— Start of Task material —

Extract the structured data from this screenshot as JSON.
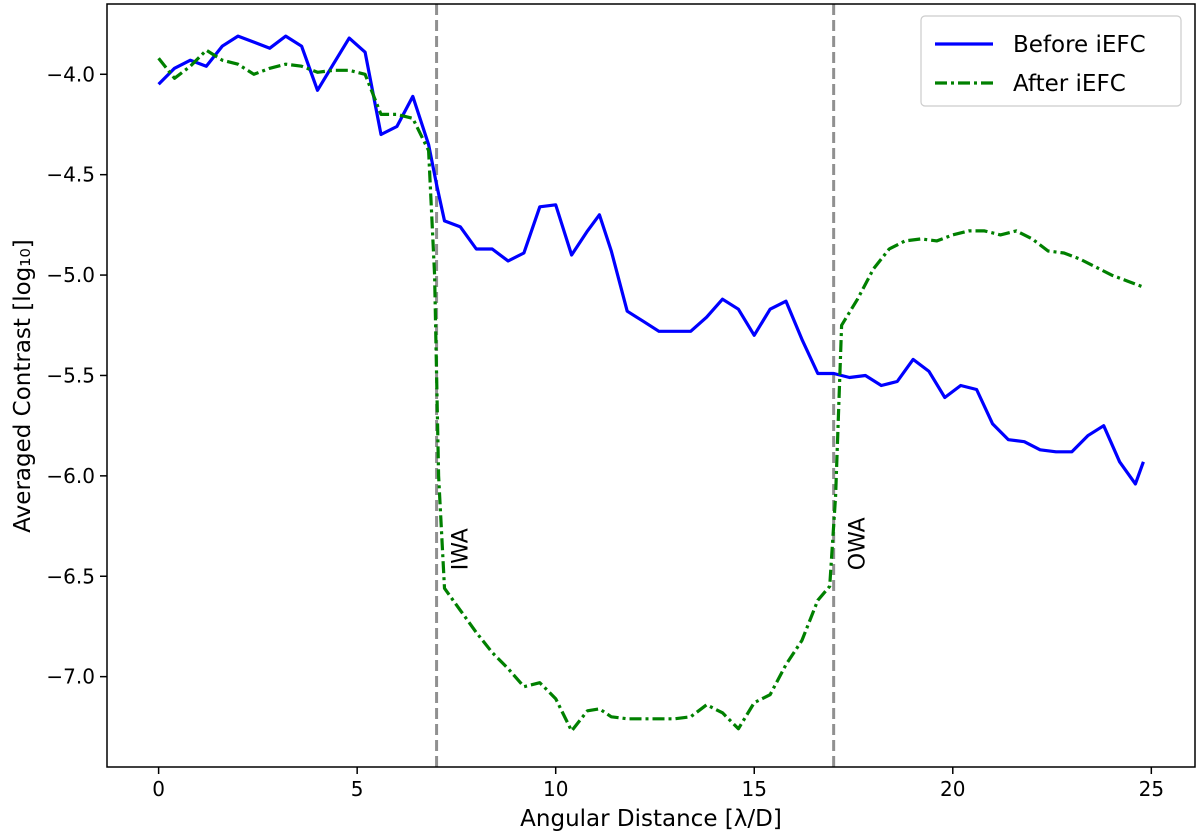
{
  "chart_data": {
    "type": "line",
    "xlabel": "Angular Distance [λ/D]",
    "ylabel": "Averaged Contrast [log₁₀]",
    "xlim": [
      -1.3,
      26.1
    ],
    "ylim": [
      -7.45,
      -3.65
    ],
    "xticks": [
      0,
      5,
      10,
      15,
      20,
      25
    ],
    "yticks": [
      -4.0,
      -4.5,
      -5.0,
      -5.5,
      -6.0,
      -6.5,
      -7.0
    ],
    "ytick_labels": [
      "−4.0",
      "−4.5",
      "−5.0",
      "−5.5",
      "−6.0",
      "−6.5",
      "−7.0"
    ],
    "grid": false,
    "legend_position": "top-right",
    "series": [
      {
        "name": "Before iEFC",
        "color": "#0000ff",
        "style": "solid",
        "x": [
          0,
          0.4,
          0.8,
          1.2,
          1.6,
          2.0,
          2.4,
          2.8,
          3.2,
          3.6,
          4.0,
          4.4,
          4.8,
          5.2,
          5.6,
          6.0,
          6.4,
          6.8,
          7.0,
          7.2,
          7.6,
          8.0,
          8.4,
          8.8,
          9.2,
          9.6,
          10.0,
          10.4,
          10.8,
          11.1,
          11.4,
          11.8,
          12.2,
          12.6,
          13.0,
          13.4,
          13.8,
          14.2,
          14.6,
          15.0,
          15.4,
          15.8,
          16.2,
          16.6,
          17.0,
          17.4,
          17.8,
          18.2,
          18.6,
          19.0,
          19.4,
          19.8,
          20.2,
          20.6,
          21.0,
          21.4,
          21.8,
          22.2,
          22.6,
          23.0,
          23.4,
          23.8,
          24.2,
          24.6,
          24.8
        ],
        "y": [
          -4.05,
          -3.97,
          -3.93,
          -3.96,
          -3.86,
          -3.81,
          -3.84,
          -3.87,
          -3.81,
          -3.86,
          -4.08,
          -3.95,
          -3.82,
          -3.89,
          -4.3,
          -4.26,
          -4.11,
          -4.35,
          -4.55,
          -4.73,
          -4.76,
          -4.87,
          -4.87,
          -4.93,
          -4.89,
          -4.66,
          -4.65,
          -4.9,
          -4.78,
          -4.7,
          -4.88,
          -5.18,
          -5.23,
          -5.28,
          -5.28,
          -5.28,
          -5.21,
          -5.12,
          -5.17,
          -5.3,
          -5.17,
          -5.13,
          -5.32,
          -5.49,
          -5.49,
          -5.51,
          -5.5,
          -5.55,
          -5.53,
          -5.42,
          -5.48,
          -5.61,
          -5.55,
          -5.57,
          -5.74,
          -5.82,
          -5.83,
          -5.87,
          -5.88,
          -5.88,
          -5.8,
          -5.75,
          -5.93,
          -6.04,
          -5.93
        ]
      },
      {
        "name": "After iEFC",
        "color": "#008000",
        "style": "dashdot",
        "x": [
          0,
          0.4,
          0.8,
          1.2,
          1.6,
          2.0,
          2.4,
          2.8,
          3.2,
          3.6,
          4.0,
          4.4,
          4.8,
          5.2,
          5.6,
          6.0,
          6.4,
          6.8,
          6.95,
          7.05,
          7.2,
          7.6,
          8.0,
          8.4,
          8.8,
          9.2,
          9.6,
          10.0,
          10.4,
          10.8,
          11.1,
          11.4,
          11.8,
          12.2,
          12.6,
          13.0,
          13.4,
          13.8,
          14.2,
          14.6,
          15.0,
          15.4,
          15.8,
          16.2,
          16.6,
          16.9,
          17.05,
          17.2,
          17.6,
          18.0,
          18.4,
          18.8,
          19.2,
          19.6,
          20.0,
          20.4,
          20.8,
          21.2,
          21.6,
          22.0,
          22.4,
          22.8,
          23.2,
          23.6,
          24.0,
          24.4,
          24.8
        ],
        "y": [
          -3.92,
          -4.02,
          -3.96,
          -3.88,
          -3.93,
          -3.95,
          -4.0,
          -3.97,
          -3.95,
          -3.96,
          -3.99,
          -3.98,
          -3.98,
          -4.0,
          -4.2,
          -4.2,
          -4.22,
          -4.38,
          -5.0,
          -6.0,
          -6.56,
          -6.67,
          -6.78,
          -6.88,
          -6.96,
          -7.05,
          -7.03,
          -7.11,
          -7.27,
          -7.17,
          -7.16,
          -7.2,
          -7.21,
          -7.21,
          -7.21,
          -7.21,
          -7.2,
          -7.14,
          -7.18,
          -7.26,
          -7.13,
          -7.09,
          -6.94,
          -6.82,
          -6.62,
          -6.55,
          -6.1,
          -5.25,
          -5.12,
          -4.97,
          -4.87,
          -4.83,
          -4.82,
          -4.83,
          -4.8,
          -4.78,
          -4.78,
          -4.8,
          -4.78,
          -4.82,
          -4.88,
          -4.89,
          -4.92,
          -4.96,
          -5.0,
          -5.03,
          -5.06
        ]
      }
    ],
    "vertical_lines": [
      {
        "x": 7.0,
        "label": "IWA",
        "color": "#909090"
      },
      {
        "x": 17.0,
        "label": "OWA",
        "color": "#909090"
      }
    ]
  }
}
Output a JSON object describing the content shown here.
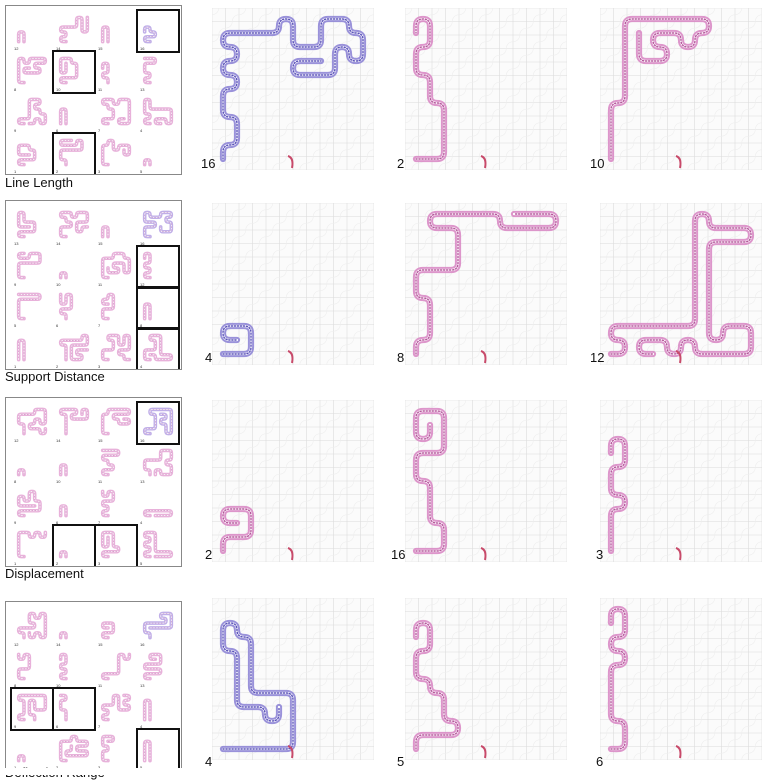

— End of Task material —

Problem:
Where a line above holds the string "color", show that line.

Reply to the task:
        "color": "#0000ff",
        "color": "#008000",
        "color": "#909090"
        "color": "#909090"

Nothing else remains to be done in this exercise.